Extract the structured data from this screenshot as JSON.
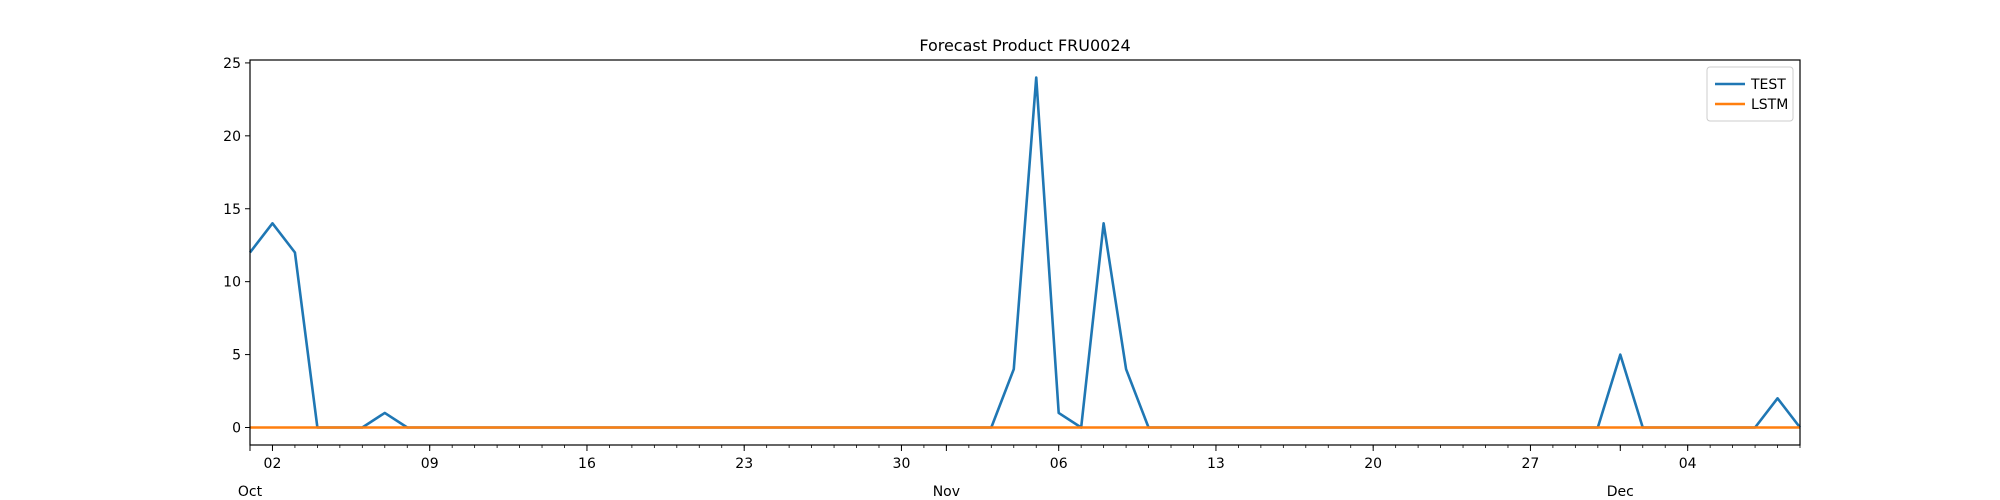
{
  "chart_data": {
    "type": "line",
    "title": "Forecast Product FRU0024",
    "xlabel": "",
    "ylabel": "",
    "x_start": "2023-10-01",
    "x_end": "2023-12-09",
    "xlim": [
      "2023-10-01",
      "2023-12-09"
    ],
    "ylim": [
      -1.2,
      25.2
    ],
    "y_ticks": [
      0,
      5,
      10,
      15,
      20,
      25
    ],
    "x_ticks": [
      {
        "date": "2023-10-02",
        "label": "02"
      },
      {
        "date": "2023-10-09",
        "label": "09"
      },
      {
        "date": "2023-10-16",
        "label": "16"
      },
      {
        "date": "2023-10-23",
        "label": "23"
      },
      {
        "date": "2023-10-30",
        "label": "30"
      },
      {
        "date": "2023-11-06",
        "label": "06"
      },
      {
        "date": "2023-11-13",
        "label": "13"
      },
      {
        "date": "2023-11-20",
        "label": "20"
      },
      {
        "date": "2023-11-27",
        "label": "27"
      },
      {
        "date": "2023-12-04",
        "label": "04"
      }
    ],
    "month_labels": [
      {
        "date": "2023-10-01",
        "label": "Oct"
      },
      {
        "date": "2023-11-01",
        "label": "Nov"
      },
      {
        "date": "2023-12-01",
        "label": "Dec"
      }
    ],
    "grid": false,
    "legend": "top-right",
    "series": [
      {
        "name": "TEST",
        "color": "#1f77b4",
        "values": [
          12,
          14,
          12,
          0,
          0,
          0,
          1,
          0,
          0,
          0,
          0,
          0,
          0,
          0,
          0,
          0,
          0,
          0,
          0,
          0,
          0,
          0,
          0,
          0,
          0,
          0,
          0,
          0,
          0,
          0,
          0,
          0,
          0,
          0,
          4,
          24,
          1,
          0,
          14,
          4,
          0,
          0,
          0,
          0,
          0,
          0,
          0,
          0,
          0,
          0,
          0,
          0,
          0,
          0,
          0,
          0,
          0,
          0,
          0,
          0,
          0,
          5,
          0,
          0,
          0,
          0,
          0,
          0,
          2,
          0
        ]
      },
      {
        "name": "LSTM",
        "color": "#ff7f0e",
        "values": [
          0,
          0,
          0,
          0,
          0,
          0,
          0,
          0,
          0,
          0,
          0,
          0,
          0,
          0,
          0,
          0,
          0,
          0,
          0,
          0,
          0,
          0,
          0,
          0,
          0,
          0,
          0,
          0,
          0,
          0,
          0,
          0,
          0,
          0,
          0,
          0,
          0,
          0,
          0,
          0,
          0,
          0,
          0,
          0,
          0,
          0,
          0,
          0,
          0,
          0,
          0,
          0,
          0,
          0,
          0,
          0,
          0,
          0,
          0,
          0,
          0,
          0,
          0,
          0,
          0,
          0,
          0,
          0,
          0,
          0
        ]
      }
    ]
  }
}
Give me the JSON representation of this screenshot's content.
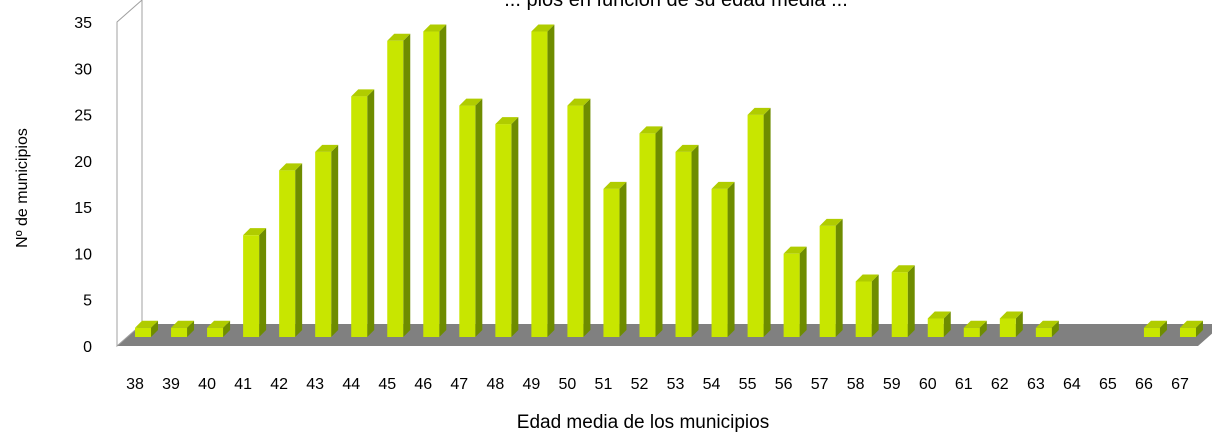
{
  "colors": {
    "bar_front": "#C8E600",
    "bar_side": "#6E8C00",
    "bar_top": "#B0CC00",
    "floor": "#808080",
    "wall_line": "#A0A0A0"
  },
  "chart_data": {
    "type": "bar",
    "title": "... pios en función de su edad media ...",
    "xlabel": "Edad media de los municipios",
    "ylabel": "Nº de municipios",
    "categories": [
      "38",
      "39",
      "40",
      "41",
      "42",
      "43",
      "44",
      "45",
      "46",
      "47",
      "48",
      "49",
      "50",
      "51",
      "52",
      "53",
      "54",
      "55",
      "56",
      "57",
      "58",
      "59",
      "60",
      "61",
      "62",
      "63",
      "64",
      "65",
      "66",
      "67"
    ],
    "values": [
      1,
      1,
      1,
      11,
      18,
      20,
      26,
      32,
      33,
      25,
      23,
      33,
      25,
      16,
      22,
      20,
      16,
      24,
      9,
      12,
      6,
      7,
      2,
      1,
      2,
      1,
      0,
      0,
      1,
      1
    ],
    "ylim": [
      0,
      35
    ],
    "yticks": [
      0,
      5,
      10,
      15,
      20,
      25,
      30,
      35
    ],
    "grid": false,
    "legend": "none"
  }
}
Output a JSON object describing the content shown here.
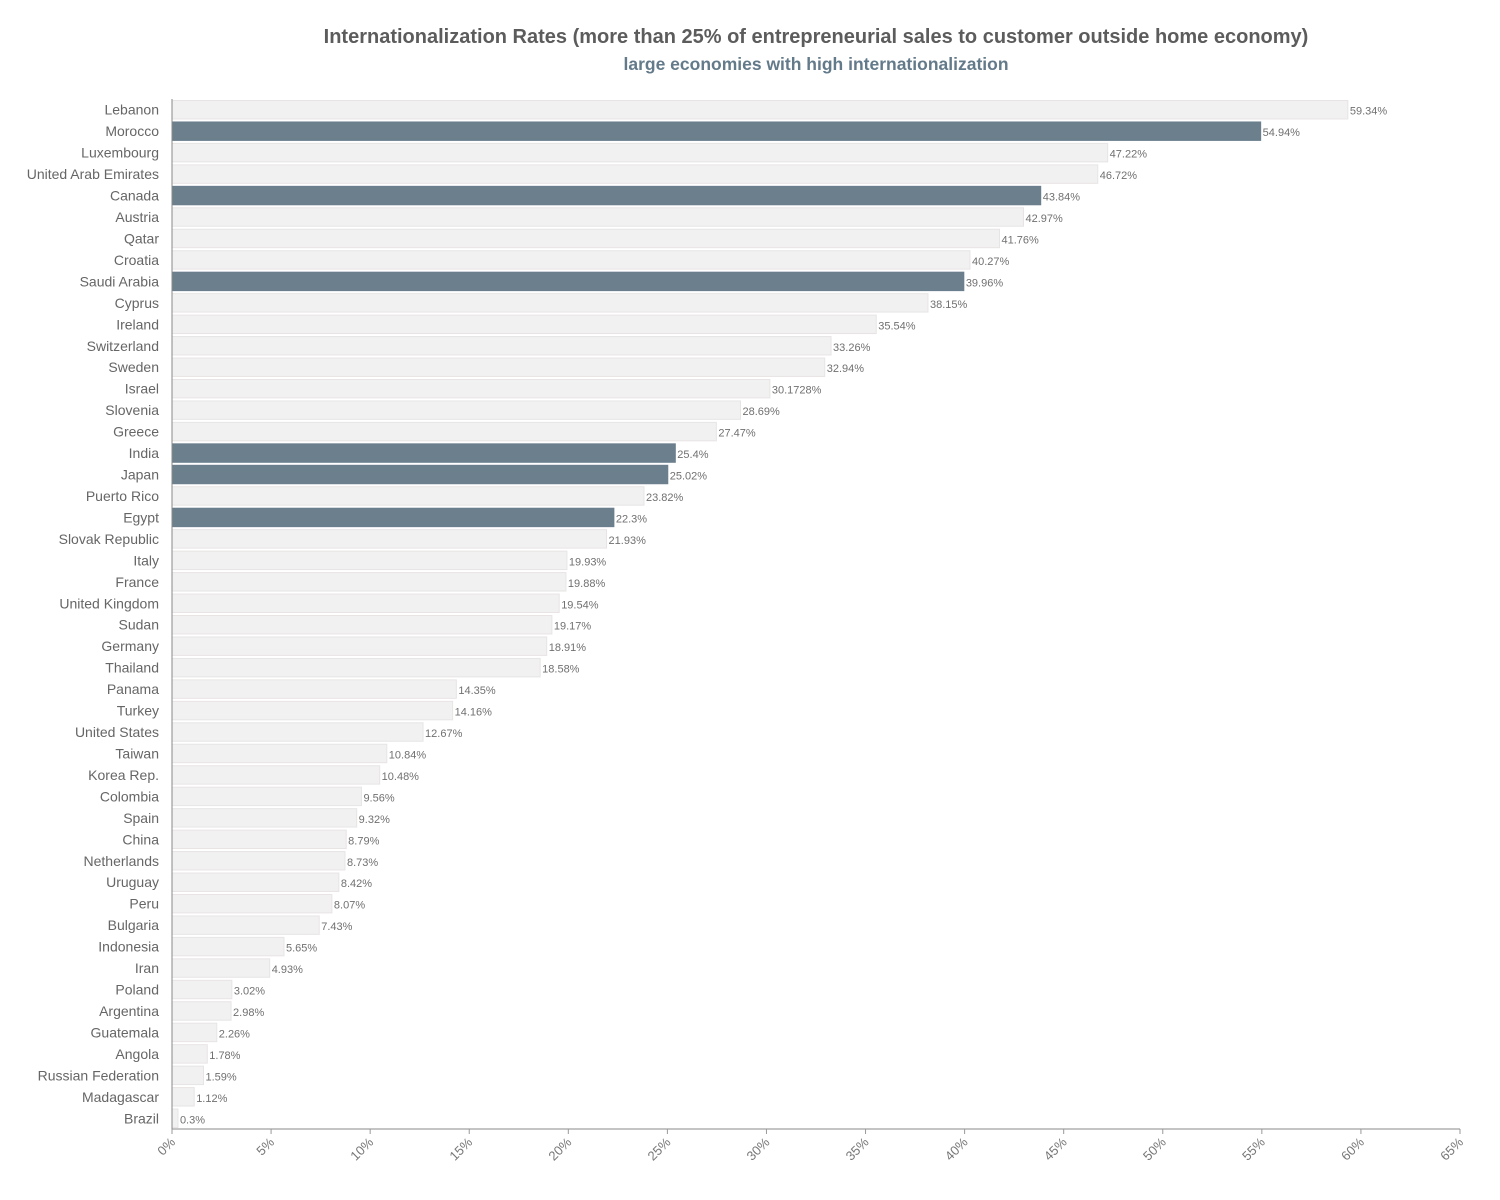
{
  "chart_data": {
    "type": "bar",
    "orientation": "horizontal",
    "title": "Internationalization Rates (more than 25% of entrepreneurial sales to customer outside home economy)",
    "subtitle": "large economies with high internationalization",
    "xlim": [
      0,
      65
    ],
    "x_ticks": [
      "0%",
      "5%",
      "10%",
      "15%",
      "20%",
      "25%",
      "30%",
      "35%",
      "40%",
      "45%",
      "50%",
      "55%",
      "60%",
      "65%"
    ],
    "grid": false,
    "colors": {
      "highlight": "#6b7f8d",
      "default": "#f1f1f1",
      "default_stroke": "#e8e4e4"
    },
    "categories": [
      "Lebanon",
      "Morocco",
      "Luxembourg",
      "United Arab Emirates",
      "Canada",
      "Austria",
      "Qatar",
      "Croatia",
      "Saudi Arabia",
      "Cyprus",
      "Ireland",
      "Switzerland",
      "Sweden",
      "Israel",
      "Slovenia",
      "Greece",
      "India",
      "Japan",
      "Puerto Rico",
      "Egypt",
      "Slovak Republic",
      "Italy",
      "France",
      "United Kingdom",
      "Sudan",
      "Germany",
      "Thailand",
      "Panama",
      "Turkey",
      "United States",
      "Taiwan",
      "Korea Rep.",
      "Colombia",
      "Spain",
      "China",
      "Netherlands",
      "Uruguay",
      "Peru",
      "Bulgaria",
      "Indonesia",
      "Iran",
      "Poland",
      "Argentina",
      "Guatemala",
      "Angola",
      "Russian Federation",
      "Madagascar",
      "Brazil"
    ],
    "values": [
      59.34,
      54.94,
      47.22,
      46.72,
      43.84,
      42.97,
      41.76,
      40.27,
      39.96,
      38.15,
      35.54,
      33.26,
      32.94,
      30.1728,
      28.69,
      27.47,
      25.4,
      25.02,
      23.82,
      22.3,
      21.93,
      19.93,
      19.88,
      19.54,
      19.17,
      18.91,
      18.58,
      14.35,
      14.16,
      12.67,
      10.84,
      10.48,
      9.56,
      9.32,
      8.79,
      8.73,
      8.42,
      8.07,
      7.43,
      5.65,
      4.93,
      3.02,
      2.98,
      2.26,
      1.78,
      1.59,
      1.12,
      0.3
    ],
    "value_labels": [
      "59.34%",
      "54.94%",
      "47.22%",
      "46.72%",
      "43.84%",
      "42.97%",
      "41.76%",
      "40.27%",
      "39.96%",
      "38.15%",
      "35.54%",
      "33.26%",
      "32.94%",
      "30.1728%",
      "28.69%",
      "27.47%",
      "25.4%",
      "25.02%",
      "23.82%",
      "22.3%",
      "21.93%",
      "19.93%",
      "19.88%",
      "19.54%",
      "19.17%",
      "18.91%",
      "18.58%",
      "14.35%",
      "14.16%",
      "12.67%",
      "10.84%",
      "10.48%",
      "9.56%",
      "9.32%",
      "8.79%",
      "8.73%",
      "8.42%",
      "8.07%",
      "7.43%",
      "5.65%",
      "4.93%",
      "3.02%",
      "2.98%",
      "2.26%",
      "1.78%",
      "1.59%",
      "1.12%",
      "0.3%"
    ],
    "highlighted": [
      "Morocco",
      "Canada",
      "Saudi Arabia",
      "India",
      "Japan",
      "Egypt"
    ]
  }
}
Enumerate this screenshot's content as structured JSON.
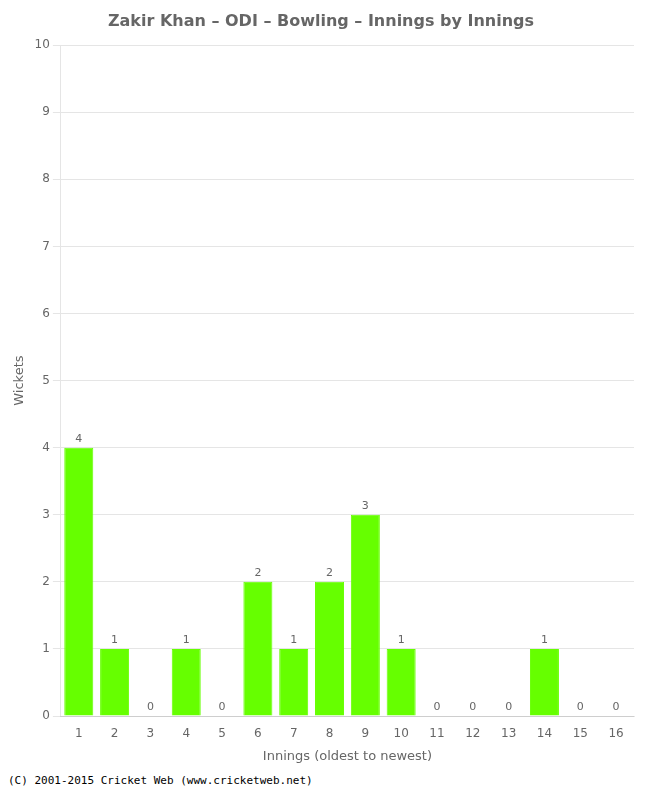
{
  "chart_data": {
    "type": "bar",
    "title": "Zakir Khan – ODI – Bowling – Innings by Innings",
    "x_label": "Innings (oldest to newest)",
    "y_label": "Wickets",
    "categories": [
      "1",
      "2",
      "3",
      "4",
      "5",
      "6",
      "7",
      "8",
      "9",
      "10",
      "11",
      "12",
      "13",
      "14",
      "15",
      "16"
    ],
    "values": [
      4,
      1,
      0,
      1,
      0,
      2,
      1,
      2,
      3,
      1,
      0,
      0,
      0,
      1,
      0,
      0
    ],
    "color": "#66ff00",
    "ylim": [
      0,
      10
    ],
    "yticks": [
      0,
      1,
      2,
      3,
      4,
      5,
      6,
      7,
      8,
      9,
      10
    ],
    "grid": "y",
    "data_labels": true,
    "annotations": [
      "(C) 2001-2015 Cricket Web (www.cricketweb.net)"
    ]
  }
}
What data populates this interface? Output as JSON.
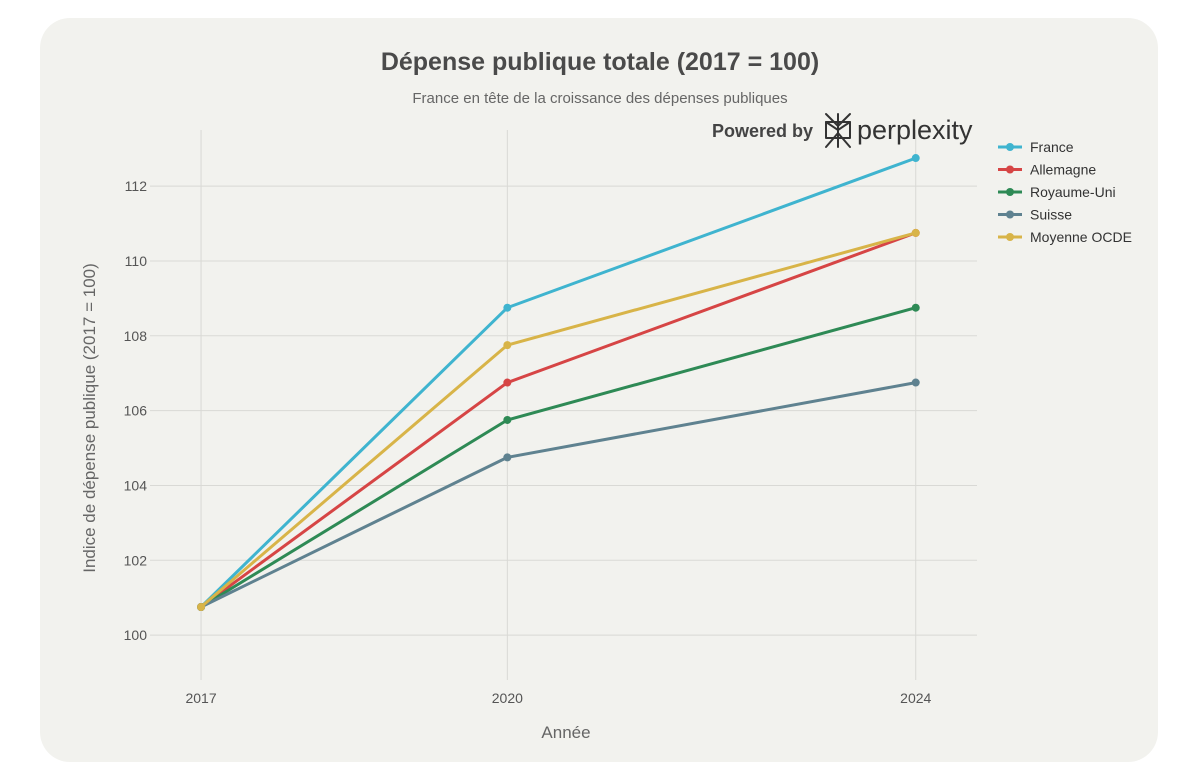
{
  "branding": {
    "powered_by": "Powered by",
    "name": "perplexity",
    "icon": "perplexity-logo-icon"
  },
  "chart_data": {
    "type": "line",
    "title": "Dépense publique totale (2017 = 100)",
    "subtitle": "France en tête de la croissance des dépenses publiques",
    "xlabel": "Année",
    "ylabel": "Indice de dépense publique (2017 = 100)",
    "x": [
      2017,
      2020,
      2024
    ],
    "xlim": [
      2016.5,
      2024.6
    ],
    "ylim": [
      98.8,
      113.5
    ],
    "yticks": [
      100,
      102,
      104,
      106,
      108,
      110,
      112
    ],
    "grid": true,
    "legend_position": "right",
    "series": [
      {
        "name": "France",
        "color": "#3fb4cf",
        "values": [
          100.75,
          108.75,
          112.75
        ]
      },
      {
        "name": "Allemagne",
        "color": "#d64545",
        "values": [
          100.75,
          106.75,
          110.75
        ]
      },
      {
        "name": "Royaume-Uni",
        "color": "#2e8a55",
        "values": [
          100.75,
          105.75,
          108.75
        ]
      },
      {
        "name": "Suisse",
        "color": "#5f8290",
        "values": [
          100.75,
          104.75,
          106.75
        ]
      },
      {
        "name": "Moyenne OCDE",
        "color": "#d8b448",
        "values": [
          100.75,
          107.75,
          110.75
        ]
      }
    ]
  }
}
==========
→ Task details
Identify the lines above with the word "JSON". Copy them.

→ Output of the task
Extract the structured data from this screenshot as JSON.
Give me the JSON representation of this screenshot's content.
Output a JSON object describing the content shown here.
Enumerate this screenshot's content as structured JSON.
What data populates this interface? Output as JSON.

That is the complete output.